#### AIM:
Rewrite each line of the entries below as a Markdown table with two columns, Row for a running number and Line for the text, skipping blank lines. Omit the pictures.

#### DATASET EXCERPTS:
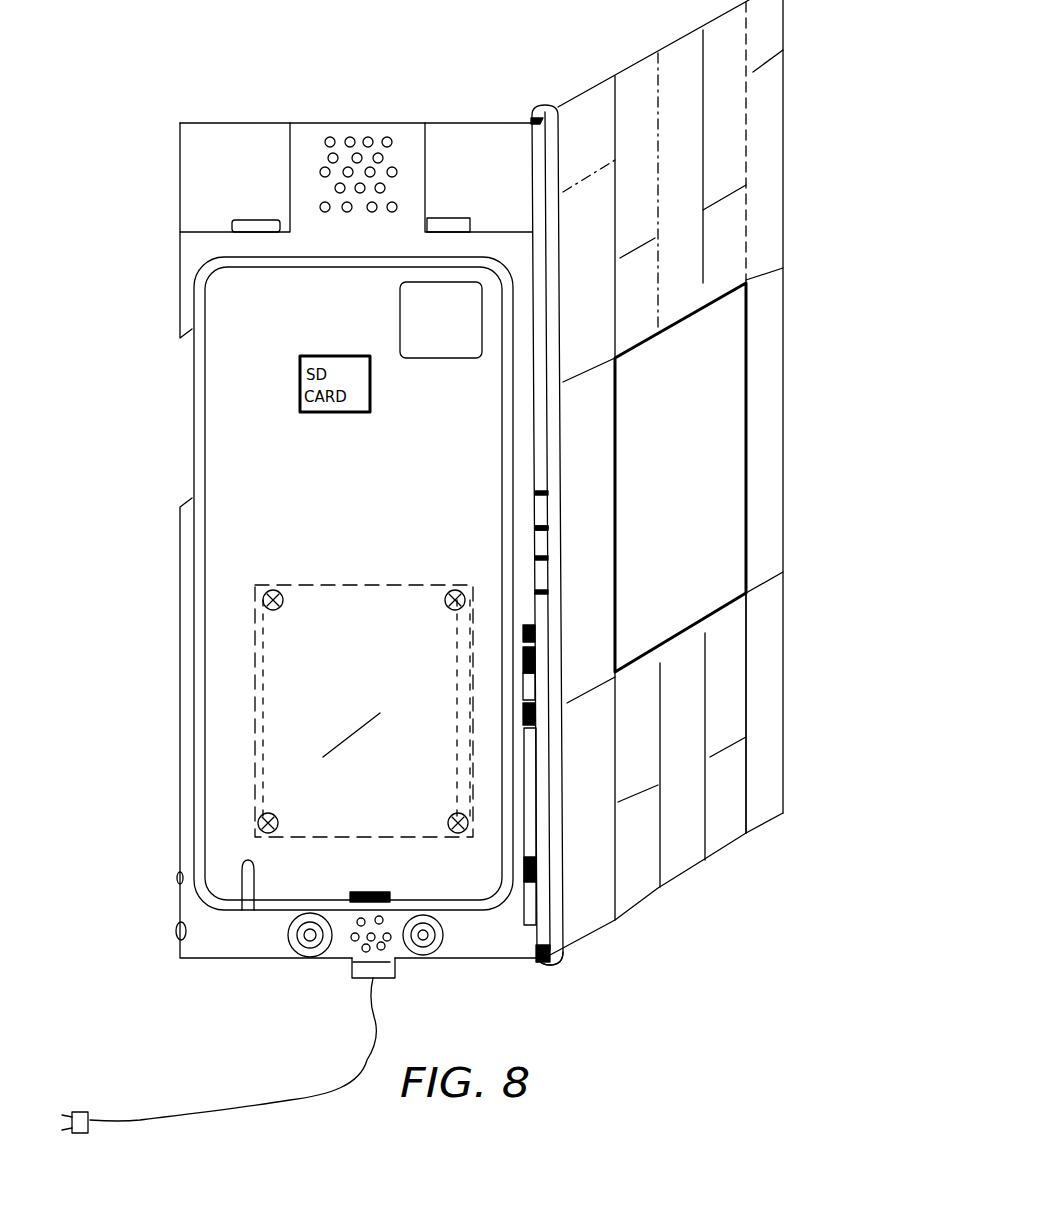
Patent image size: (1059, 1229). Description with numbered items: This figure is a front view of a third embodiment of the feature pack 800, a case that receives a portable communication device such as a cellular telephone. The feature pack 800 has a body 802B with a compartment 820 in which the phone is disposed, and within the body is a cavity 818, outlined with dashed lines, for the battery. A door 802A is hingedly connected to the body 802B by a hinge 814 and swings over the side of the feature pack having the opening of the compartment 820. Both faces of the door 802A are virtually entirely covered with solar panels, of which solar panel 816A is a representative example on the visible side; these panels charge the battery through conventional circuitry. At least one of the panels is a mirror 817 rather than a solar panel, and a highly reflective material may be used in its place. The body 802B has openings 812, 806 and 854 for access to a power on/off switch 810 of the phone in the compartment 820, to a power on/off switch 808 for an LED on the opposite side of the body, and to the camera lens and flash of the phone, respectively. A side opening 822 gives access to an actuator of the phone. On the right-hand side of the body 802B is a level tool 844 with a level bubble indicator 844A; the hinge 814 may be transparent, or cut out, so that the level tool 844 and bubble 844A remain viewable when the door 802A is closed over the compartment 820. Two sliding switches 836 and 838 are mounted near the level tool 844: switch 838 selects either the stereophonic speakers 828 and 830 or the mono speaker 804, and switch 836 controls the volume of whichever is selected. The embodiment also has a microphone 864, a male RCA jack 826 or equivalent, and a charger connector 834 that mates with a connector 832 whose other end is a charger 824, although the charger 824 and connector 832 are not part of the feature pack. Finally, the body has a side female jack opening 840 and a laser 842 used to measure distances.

The feature pack 800 is at (365, 57).
The door 802A is at (602, 78).
The body 802B is at (463, 125).
The mono speaker 804 is at (397, 143).
The opening 806 is at (213, 175).
The power on/off switch 808 is at (245, 217).
The power on/off switch 810 is at (452, 218).
The opening 812 is at (485, 150).
The hinge 814 is at (537, 110).
The solar panel 816A is at (767, 525).
The mirror 817 is at (727, 372).
The cavity 818 is at (343, 585).
The compartment 820 is at (245, 485).
The side opening 822 is at (192, 415).
The charger 824 is at (90, 1112).
The male RCA jack 826 is at (256, 890).
The stereophonic speaker 828 is at (308, 957).
The stereophonic speaker 830 is at (440, 957).
The connector 832 is at (395, 978).
The charger connector 834 is at (385, 897).
The volume control switch 836 is at (528, 932).
The sliding switch 838 is at (527, 625).
The side female jack opening 840 is at (180, 935).
The laser 842 is at (178, 878).
The level tool 844 is at (533, 457).
The level bubble indicator 844A is at (537, 540).
The opening 854 is at (415, 305).
The microphone 864 is at (355, 945).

#### TASK RESPONSE:
| Row | Line |
|---|---|
| 1 | Patent image size: (1059, 1229). Description with numbered items: This figure is a front view of a third embodiment of the feature pack 800, a case that receives a portable communication device such as a cellular telephone. The feature pack 800 has a body 802B with a compartment 820 in which the phone is disposed, and within the body is a cavity 818, outlined with dashed lines, for the battery. A door 802A is hingedly connected to the body 802B by a hinge 814 and swings over the side of the feature pack having the opening of the compartment 820. Both faces of the door 802A are virtually entirely covered with solar panels, of which solar panel 816A is a representative example on the visible side; these panels charge the battery through conventional circuitry. At least one of the panels is a mirror 817 rather than a solar panel, and a highly reflective material may be used in its place. The body 802B has openings 812, 806 and 854 for access to a power on/off switch 810 of the phone in the compartment 820, to a power on/off switch 808 for an LED on the opposite side of the body, and to the camera lens and flash of the phone, respectively. A side opening 822 gives access to an actuator of the phone. On the right-hand side of the body 802B is a level tool 844 with a level bubble indicator 844A; the hinge 814 may be transparent, or cut out, so that the level tool 844 and bubble 844A remain viewable when the door 802A is closed over the compartment 820. Two sliding switches 836 and 838 are mounted near the level tool 844: switch 838 selects either the stereophonic speakers 828 and 830 or the mono speaker 804, and switch 836 controls the volume of whichever is selected. The embodiment also has a microphone 864, a male RCA jack 826 or equivalent, and a charger connector 834 that mates with a connector 832 whose other end is a charger 824, although the charger 824 and connector 832 are not part of the feature pack. Finally, the body has a side female jack opening 840 and a laser 842 used to measure distances. |
| 2 | The feature pack 800 is at (365, 57). |
| 3 | The door 802A is at (602, 78). |
| 4 | The body 802B is at (463, 125). |
| 5 | The mono speaker 804 is at (397, 143). |
| 6 | The opening 806 is at (213, 175). |
| 7 | The power on/off switch 808 is at (245, 217). |
| 8 | The power on/off switch 810 is at (452, 218). |
| 9 | The opening 812 is at (485, 150). |
| 10 | The hinge 814 is at (537, 110). |
| 11 | The solar panel 816A is at (767, 525). |
| 12 | The mirror 817 is at (727, 372). |
| 13 | The cavity 818 is at (343, 585). |
| 14 | The compartment 820 is at (245, 485). |
| 15 | The side opening 822 is at (192, 415). |
| 16 | The charger 824 is at (90, 1112). |
| 17 | The male RCA jack 826 is at (256, 890). |
| 18 | The stereophonic speaker 828 is at (308, 957). |
| 19 | The stereophonic speaker 830 is at (440, 957). |
| 20 | The connector 832 is at (395, 978). |
| 21 | The charger connector 834 is at (385, 897). |
| 22 | The volume control switch 836 is at (528, 932). |
| 23 | The sliding switch 838 is at (527, 625). |
| 24 | The side female jack opening 840 is at (180, 935). |
| 25 | The laser 842 is at (178, 878). |
| 26 | The level tool 844 is at (533, 457). |
| 27 | The level bubble indicator 844A is at (537, 540). |
| 28 | The opening 854 is at (415, 305). |
| 29 | The microphone 864 is at (355, 945). |